How many lines in this data contain the string "role"? Reply with the number only.

** START OF STORED RECORDS **

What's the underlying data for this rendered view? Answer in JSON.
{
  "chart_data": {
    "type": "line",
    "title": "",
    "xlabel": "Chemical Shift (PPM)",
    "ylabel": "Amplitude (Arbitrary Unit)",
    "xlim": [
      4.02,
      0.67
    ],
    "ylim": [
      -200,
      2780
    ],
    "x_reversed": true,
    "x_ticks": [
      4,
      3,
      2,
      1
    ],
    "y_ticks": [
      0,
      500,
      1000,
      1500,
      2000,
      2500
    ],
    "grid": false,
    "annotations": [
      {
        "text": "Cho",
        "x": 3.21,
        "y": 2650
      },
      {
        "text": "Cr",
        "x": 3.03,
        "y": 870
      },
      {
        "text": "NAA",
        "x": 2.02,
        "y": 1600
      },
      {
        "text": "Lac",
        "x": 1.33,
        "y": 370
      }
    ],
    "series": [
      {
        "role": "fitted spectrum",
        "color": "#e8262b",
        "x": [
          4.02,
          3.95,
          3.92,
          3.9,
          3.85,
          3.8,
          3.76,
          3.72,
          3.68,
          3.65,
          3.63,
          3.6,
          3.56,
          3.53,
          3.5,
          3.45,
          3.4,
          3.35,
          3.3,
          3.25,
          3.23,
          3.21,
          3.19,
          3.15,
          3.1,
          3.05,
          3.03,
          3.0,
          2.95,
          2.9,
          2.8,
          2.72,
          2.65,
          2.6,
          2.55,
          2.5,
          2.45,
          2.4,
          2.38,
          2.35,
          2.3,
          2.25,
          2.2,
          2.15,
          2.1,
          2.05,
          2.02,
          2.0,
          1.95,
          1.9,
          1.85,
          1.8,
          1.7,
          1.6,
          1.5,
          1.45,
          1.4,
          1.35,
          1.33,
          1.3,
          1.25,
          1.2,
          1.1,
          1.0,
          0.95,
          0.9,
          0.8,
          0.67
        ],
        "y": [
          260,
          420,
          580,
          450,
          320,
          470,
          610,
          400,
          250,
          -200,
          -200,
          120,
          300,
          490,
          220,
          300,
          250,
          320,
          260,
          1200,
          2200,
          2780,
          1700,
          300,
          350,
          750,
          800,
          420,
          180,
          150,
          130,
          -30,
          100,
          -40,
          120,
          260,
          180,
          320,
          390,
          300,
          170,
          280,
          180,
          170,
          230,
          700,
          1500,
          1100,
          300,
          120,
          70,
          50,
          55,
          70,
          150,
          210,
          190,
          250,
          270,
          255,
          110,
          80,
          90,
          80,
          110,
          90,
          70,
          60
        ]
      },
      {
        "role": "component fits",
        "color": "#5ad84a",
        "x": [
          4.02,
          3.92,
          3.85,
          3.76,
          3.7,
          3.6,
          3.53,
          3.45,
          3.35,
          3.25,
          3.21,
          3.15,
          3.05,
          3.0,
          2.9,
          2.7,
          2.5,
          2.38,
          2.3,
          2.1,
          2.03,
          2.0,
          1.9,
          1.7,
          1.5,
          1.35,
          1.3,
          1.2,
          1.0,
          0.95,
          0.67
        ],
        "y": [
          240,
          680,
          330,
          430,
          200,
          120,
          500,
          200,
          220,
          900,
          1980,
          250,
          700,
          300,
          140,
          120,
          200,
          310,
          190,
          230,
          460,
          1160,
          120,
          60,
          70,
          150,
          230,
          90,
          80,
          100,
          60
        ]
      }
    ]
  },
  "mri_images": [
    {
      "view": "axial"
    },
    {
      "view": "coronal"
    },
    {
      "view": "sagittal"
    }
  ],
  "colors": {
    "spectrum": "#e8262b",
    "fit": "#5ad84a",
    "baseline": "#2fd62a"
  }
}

** END OF STORED RECORDS **

#### REPLY:
2